The request: Go through the records line by line and work out how many lines hold the word "SHREWSBURY". Answer with the number only.

Data:
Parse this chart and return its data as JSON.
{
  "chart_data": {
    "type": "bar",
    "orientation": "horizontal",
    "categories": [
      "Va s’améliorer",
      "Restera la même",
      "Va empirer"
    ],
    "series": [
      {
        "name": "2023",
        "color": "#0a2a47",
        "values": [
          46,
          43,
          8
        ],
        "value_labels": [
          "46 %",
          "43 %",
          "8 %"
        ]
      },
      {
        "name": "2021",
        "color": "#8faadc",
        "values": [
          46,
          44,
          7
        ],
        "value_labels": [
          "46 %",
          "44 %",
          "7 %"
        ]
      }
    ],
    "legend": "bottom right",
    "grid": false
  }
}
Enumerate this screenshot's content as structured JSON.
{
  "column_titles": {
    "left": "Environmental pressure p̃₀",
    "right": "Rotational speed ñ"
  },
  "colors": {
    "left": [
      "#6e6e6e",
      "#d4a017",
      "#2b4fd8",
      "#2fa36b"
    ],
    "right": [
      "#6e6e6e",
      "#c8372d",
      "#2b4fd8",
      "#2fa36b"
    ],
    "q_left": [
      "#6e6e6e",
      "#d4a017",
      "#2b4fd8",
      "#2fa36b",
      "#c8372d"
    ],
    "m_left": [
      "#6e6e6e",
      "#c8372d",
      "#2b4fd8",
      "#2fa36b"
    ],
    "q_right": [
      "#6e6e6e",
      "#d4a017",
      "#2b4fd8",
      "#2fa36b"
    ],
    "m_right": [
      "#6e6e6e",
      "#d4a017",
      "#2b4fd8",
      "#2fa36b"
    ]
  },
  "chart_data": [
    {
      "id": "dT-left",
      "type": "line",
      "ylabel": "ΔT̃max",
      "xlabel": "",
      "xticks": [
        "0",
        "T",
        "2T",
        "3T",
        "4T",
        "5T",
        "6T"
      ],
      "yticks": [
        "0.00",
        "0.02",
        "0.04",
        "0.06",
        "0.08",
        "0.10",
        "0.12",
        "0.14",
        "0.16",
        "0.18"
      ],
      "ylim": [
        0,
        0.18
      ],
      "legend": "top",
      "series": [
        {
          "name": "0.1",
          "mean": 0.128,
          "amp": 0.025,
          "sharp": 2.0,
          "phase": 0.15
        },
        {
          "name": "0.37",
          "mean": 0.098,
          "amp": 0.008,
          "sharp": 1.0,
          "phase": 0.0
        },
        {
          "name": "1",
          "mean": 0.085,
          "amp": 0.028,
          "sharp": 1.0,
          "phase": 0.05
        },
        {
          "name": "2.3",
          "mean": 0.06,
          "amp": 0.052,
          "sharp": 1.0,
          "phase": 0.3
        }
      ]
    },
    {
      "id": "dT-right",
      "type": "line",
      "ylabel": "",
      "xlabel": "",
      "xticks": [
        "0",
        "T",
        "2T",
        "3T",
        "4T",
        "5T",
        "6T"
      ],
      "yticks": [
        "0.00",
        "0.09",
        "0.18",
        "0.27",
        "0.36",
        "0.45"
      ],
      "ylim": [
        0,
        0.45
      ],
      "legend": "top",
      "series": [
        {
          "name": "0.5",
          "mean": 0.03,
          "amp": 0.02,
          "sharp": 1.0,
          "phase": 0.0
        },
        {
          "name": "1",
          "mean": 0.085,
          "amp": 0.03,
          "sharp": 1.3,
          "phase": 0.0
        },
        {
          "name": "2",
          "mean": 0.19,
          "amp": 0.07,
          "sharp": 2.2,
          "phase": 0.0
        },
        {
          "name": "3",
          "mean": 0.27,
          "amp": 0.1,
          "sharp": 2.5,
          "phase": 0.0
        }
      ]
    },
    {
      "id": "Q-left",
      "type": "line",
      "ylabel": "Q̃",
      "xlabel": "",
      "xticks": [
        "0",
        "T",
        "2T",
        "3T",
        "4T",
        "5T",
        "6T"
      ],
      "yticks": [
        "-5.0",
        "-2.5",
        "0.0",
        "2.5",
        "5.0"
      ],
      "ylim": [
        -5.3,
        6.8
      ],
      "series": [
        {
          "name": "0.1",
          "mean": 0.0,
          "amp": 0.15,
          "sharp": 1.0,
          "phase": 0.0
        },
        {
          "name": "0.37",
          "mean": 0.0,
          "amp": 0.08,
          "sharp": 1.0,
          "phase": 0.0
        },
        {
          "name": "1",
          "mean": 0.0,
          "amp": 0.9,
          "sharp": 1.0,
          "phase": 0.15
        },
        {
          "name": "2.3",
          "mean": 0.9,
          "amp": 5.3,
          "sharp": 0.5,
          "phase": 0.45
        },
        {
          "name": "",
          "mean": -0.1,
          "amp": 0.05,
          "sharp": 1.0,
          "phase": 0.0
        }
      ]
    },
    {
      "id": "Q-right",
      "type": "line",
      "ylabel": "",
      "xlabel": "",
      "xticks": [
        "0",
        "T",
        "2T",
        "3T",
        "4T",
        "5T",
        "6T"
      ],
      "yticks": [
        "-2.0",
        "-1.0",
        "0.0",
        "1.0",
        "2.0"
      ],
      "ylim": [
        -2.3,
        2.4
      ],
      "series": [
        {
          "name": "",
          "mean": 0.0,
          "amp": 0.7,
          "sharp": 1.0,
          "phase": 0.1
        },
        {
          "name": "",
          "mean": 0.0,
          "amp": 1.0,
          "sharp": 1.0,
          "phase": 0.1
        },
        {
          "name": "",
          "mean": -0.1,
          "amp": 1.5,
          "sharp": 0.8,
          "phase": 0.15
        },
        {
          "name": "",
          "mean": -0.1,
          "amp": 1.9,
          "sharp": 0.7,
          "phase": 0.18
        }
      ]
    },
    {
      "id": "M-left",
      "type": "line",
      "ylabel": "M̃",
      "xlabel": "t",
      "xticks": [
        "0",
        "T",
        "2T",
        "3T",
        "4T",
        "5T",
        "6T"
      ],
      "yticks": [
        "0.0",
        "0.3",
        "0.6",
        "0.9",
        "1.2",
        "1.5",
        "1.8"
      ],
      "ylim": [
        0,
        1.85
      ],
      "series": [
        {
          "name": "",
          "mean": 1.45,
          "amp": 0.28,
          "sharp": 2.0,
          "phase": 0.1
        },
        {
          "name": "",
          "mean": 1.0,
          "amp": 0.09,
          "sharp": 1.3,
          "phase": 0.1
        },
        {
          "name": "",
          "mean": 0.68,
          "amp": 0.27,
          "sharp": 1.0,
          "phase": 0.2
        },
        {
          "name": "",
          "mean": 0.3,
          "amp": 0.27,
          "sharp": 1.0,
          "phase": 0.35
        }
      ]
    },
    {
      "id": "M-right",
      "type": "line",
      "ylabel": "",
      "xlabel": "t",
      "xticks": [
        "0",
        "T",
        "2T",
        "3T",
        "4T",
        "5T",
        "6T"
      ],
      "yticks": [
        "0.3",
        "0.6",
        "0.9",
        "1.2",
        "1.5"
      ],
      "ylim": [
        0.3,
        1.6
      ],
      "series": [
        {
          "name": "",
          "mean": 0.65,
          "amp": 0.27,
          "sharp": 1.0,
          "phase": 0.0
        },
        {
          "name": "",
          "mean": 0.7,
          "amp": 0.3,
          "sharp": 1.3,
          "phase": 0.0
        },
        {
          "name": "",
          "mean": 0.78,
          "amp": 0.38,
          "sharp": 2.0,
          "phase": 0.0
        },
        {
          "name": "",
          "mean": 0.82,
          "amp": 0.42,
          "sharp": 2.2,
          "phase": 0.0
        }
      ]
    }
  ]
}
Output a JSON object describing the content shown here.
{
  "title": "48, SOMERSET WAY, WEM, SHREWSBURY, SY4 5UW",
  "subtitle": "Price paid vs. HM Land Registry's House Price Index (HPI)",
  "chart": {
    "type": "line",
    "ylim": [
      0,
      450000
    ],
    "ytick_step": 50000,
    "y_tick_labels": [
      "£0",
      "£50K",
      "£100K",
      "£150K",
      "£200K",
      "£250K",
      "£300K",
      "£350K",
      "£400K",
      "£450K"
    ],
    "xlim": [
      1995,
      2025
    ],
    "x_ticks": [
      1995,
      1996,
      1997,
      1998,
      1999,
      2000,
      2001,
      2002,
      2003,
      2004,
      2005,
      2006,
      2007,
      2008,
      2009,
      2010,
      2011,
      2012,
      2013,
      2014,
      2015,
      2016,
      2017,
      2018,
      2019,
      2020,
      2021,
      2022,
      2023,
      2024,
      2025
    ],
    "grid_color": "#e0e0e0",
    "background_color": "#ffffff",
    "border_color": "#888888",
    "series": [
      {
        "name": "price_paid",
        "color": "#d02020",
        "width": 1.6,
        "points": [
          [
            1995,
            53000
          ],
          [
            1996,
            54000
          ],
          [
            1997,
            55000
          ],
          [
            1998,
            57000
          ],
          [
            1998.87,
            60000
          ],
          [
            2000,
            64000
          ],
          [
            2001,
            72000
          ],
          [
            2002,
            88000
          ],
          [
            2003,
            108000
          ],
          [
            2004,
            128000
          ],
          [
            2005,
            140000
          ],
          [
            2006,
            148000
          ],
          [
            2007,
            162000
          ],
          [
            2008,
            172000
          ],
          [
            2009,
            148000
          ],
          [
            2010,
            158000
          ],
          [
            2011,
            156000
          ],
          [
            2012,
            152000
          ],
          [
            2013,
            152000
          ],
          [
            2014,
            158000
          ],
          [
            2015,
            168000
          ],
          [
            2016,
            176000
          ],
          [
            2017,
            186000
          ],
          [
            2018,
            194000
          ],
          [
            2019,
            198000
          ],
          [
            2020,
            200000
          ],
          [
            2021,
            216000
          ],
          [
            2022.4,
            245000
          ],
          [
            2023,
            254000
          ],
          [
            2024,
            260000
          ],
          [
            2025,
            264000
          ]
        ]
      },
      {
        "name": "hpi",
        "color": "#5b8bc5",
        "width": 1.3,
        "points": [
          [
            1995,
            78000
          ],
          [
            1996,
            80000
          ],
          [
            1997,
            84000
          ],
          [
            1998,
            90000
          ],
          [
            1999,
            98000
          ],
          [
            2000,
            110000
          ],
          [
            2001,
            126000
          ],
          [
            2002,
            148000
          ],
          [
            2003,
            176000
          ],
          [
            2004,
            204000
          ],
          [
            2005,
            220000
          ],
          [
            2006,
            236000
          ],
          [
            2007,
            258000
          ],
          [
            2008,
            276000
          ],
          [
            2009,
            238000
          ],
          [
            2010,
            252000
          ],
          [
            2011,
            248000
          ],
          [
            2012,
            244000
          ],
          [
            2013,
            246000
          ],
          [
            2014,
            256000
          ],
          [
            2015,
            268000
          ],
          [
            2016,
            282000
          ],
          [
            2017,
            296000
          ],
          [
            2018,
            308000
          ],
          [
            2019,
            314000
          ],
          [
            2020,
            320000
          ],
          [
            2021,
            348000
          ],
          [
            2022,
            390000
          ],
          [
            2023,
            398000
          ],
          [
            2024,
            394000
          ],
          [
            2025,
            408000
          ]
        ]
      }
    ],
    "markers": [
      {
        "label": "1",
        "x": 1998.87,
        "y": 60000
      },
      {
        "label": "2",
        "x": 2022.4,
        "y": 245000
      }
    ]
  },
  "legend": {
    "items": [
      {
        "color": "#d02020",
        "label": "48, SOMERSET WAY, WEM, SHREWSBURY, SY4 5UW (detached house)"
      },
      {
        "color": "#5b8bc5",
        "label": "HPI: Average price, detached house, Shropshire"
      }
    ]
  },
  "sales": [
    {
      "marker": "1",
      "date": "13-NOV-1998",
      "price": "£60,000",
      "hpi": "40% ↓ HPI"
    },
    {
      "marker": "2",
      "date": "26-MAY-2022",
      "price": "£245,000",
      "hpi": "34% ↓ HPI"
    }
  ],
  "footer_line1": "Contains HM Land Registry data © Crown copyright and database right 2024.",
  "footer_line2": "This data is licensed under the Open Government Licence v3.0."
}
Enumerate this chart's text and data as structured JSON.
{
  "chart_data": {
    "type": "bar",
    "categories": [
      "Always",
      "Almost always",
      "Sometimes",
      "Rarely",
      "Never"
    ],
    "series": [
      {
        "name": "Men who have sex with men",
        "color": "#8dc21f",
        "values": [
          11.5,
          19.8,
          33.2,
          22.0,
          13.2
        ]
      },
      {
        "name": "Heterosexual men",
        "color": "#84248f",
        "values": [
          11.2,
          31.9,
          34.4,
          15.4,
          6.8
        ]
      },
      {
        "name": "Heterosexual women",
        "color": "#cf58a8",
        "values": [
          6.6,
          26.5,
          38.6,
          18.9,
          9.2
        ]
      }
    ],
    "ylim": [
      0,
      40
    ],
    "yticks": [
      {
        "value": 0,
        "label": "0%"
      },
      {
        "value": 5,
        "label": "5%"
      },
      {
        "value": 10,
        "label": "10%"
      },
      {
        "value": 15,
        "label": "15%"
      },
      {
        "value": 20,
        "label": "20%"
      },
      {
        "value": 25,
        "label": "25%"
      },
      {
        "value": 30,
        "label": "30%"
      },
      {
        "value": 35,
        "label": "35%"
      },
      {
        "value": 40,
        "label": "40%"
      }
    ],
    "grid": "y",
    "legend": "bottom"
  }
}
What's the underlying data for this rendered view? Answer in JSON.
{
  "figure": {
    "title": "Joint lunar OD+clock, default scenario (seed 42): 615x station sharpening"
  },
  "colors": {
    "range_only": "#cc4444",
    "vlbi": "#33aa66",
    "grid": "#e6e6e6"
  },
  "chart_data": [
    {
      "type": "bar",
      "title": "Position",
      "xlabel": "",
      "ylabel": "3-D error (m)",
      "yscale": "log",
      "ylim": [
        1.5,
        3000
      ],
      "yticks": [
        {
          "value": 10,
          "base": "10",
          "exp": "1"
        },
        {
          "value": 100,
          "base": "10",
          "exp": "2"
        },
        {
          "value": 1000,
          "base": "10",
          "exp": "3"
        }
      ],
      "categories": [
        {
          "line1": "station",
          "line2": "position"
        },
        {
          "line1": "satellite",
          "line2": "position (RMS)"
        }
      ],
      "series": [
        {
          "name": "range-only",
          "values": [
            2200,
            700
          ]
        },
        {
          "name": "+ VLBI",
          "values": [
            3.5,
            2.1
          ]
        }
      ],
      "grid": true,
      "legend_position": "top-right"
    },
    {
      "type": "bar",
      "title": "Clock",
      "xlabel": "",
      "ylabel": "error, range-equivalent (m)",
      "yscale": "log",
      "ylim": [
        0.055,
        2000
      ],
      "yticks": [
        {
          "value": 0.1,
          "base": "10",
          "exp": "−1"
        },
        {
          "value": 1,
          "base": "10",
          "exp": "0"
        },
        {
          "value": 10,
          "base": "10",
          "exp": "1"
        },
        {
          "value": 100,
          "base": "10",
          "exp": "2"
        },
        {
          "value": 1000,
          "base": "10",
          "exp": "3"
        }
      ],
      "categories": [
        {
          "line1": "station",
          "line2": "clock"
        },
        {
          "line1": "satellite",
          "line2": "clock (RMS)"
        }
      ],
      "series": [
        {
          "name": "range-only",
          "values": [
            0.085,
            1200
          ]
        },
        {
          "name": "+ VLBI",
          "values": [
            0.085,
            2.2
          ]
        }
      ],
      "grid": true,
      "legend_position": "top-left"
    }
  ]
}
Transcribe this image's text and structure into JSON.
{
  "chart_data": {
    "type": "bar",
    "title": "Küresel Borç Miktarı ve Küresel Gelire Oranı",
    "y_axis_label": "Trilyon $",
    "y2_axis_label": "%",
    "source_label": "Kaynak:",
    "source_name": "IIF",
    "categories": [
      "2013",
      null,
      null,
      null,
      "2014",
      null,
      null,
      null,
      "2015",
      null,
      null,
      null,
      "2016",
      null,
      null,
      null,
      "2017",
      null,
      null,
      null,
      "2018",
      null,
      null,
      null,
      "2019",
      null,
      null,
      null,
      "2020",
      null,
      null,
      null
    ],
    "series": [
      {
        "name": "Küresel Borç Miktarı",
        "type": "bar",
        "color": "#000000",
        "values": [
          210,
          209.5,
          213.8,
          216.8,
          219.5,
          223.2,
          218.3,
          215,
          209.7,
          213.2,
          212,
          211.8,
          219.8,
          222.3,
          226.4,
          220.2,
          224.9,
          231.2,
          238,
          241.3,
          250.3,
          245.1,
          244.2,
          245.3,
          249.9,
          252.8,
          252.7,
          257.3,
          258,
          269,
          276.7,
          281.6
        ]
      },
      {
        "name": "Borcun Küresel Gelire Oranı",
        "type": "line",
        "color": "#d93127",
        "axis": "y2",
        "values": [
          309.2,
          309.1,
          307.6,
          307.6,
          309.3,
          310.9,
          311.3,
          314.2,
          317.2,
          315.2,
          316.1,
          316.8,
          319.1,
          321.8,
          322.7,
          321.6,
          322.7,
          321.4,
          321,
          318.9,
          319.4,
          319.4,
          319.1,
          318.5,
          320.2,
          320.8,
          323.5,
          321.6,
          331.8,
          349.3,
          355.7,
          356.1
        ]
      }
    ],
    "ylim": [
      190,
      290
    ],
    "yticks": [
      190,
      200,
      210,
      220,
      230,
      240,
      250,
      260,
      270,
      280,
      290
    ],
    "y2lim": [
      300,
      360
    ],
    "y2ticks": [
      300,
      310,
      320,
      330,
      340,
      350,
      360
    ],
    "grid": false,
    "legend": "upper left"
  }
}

Problem solution: 2